(Records about charts and figures)

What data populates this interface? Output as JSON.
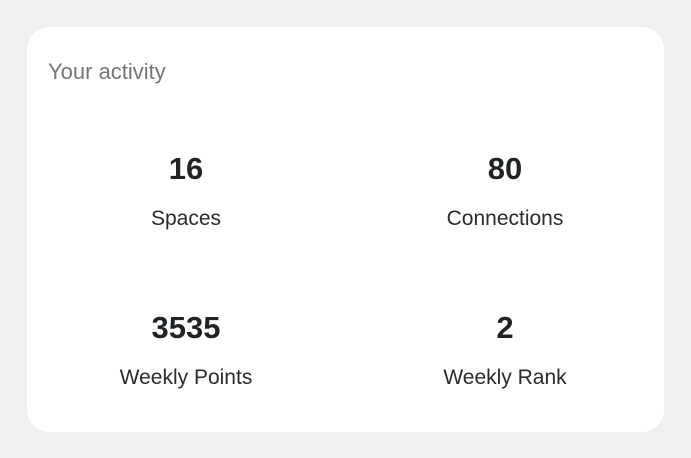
{
  "card": {
    "title": "Your activity"
  },
  "stats": [
    {
      "value": "16",
      "label": "Spaces"
    },
    {
      "value": "80",
      "label": "Connections"
    },
    {
      "value": "3535",
      "label": "Weekly Points"
    },
    {
      "value": "2",
      "label": "Weekly Rank"
    }
  ],
  "colors": {
    "background": "#f0f0f0",
    "card": "#ffffff",
    "title": "#757575",
    "value": "#1f2326",
    "label": "#2b2b2b"
  }
}
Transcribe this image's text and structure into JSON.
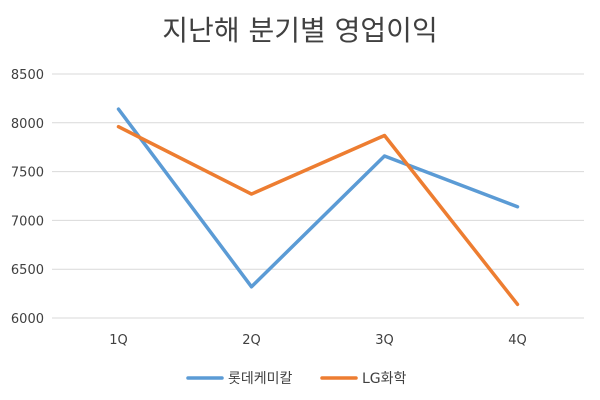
{
  "chart_data": {
    "type": "line",
    "title": "지난해 분기별 영업이익",
    "categories": [
      "1Q",
      "2Q",
      "3Q",
      "4Q"
    ],
    "series": [
      {
        "name": "롯데케미칼",
        "values": [
          8140,
          6320,
          7660,
          7140
        ],
        "color": "#5b9bd5"
      },
      {
        "name": "LG화학",
        "values": [
          7960,
          7270,
          7870,
          6140
        ],
        "color": "#ed7d31"
      }
    ],
    "ylim": [
      6000,
      8500
    ],
    "yticks": [
      6000,
      6500,
      7000,
      7500,
      8000,
      8500
    ],
    "grid": true,
    "legend": "bottom",
    "xlabel": "",
    "ylabel": ""
  }
}
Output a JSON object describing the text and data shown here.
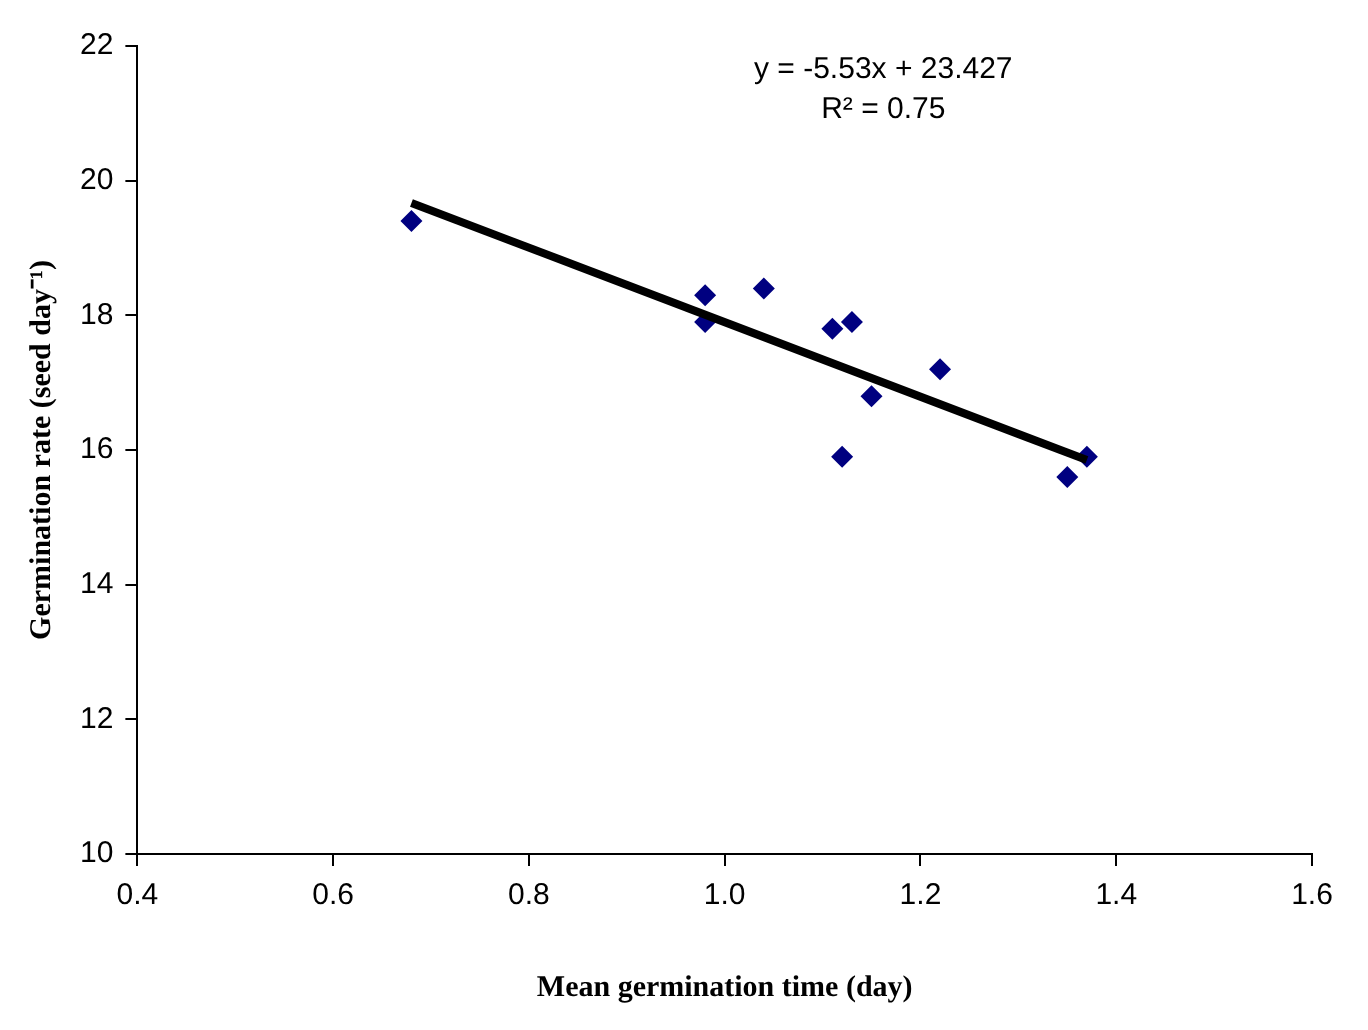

**Required task**
Keep the pictures out of the copy and write out the data exactly as it stands.

**Exercise result**
What data populates this interface? Output as JSON.
{
  "card": {
    "title": "Your activity"
  },
  "stats": [
    {
      "value": "16",
      "label": "Spaces"
    },
    {
      "value": "80",
      "label": "Connections"
    },
    {
      "value": "3535",
      "label": "Weekly Points"
    },
    {
      "value": "2",
      "label": "Weekly Rank"
    }
  ],
  "colors": {
    "background": "#f0f0f0",
    "card": "#ffffff",
    "title": "#757575",
    "value": "#1f2326",
    "label": "#2b2b2b"
  }
}
Transcribe this image's text and structure into JSON.
{
  "chart_data": {
    "type": "line",
    "title": "지난해 분기별 영업이익",
    "categories": [
      "1Q",
      "2Q",
      "3Q",
      "4Q"
    ],
    "series": [
      {
        "name": "롯데케미칼",
        "values": [
          8140,
          6320,
          7660,
          7140
        ],
        "color": "#5b9bd5"
      },
      {
        "name": "LG화학",
        "values": [
          7960,
          7270,
          7870,
          6140
        ],
        "color": "#ed7d31"
      }
    ],
    "ylim": [
      6000,
      8500
    ],
    "yticks": [
      6000,
      6500,
      7000,
      7500,
      8000,
      8500
    ],
    "grid": true,
    "legend": "bottom",
    "xlabel": "",
    "ylabel": ""
  }
}
Output a JSON object describing the text and data shown here.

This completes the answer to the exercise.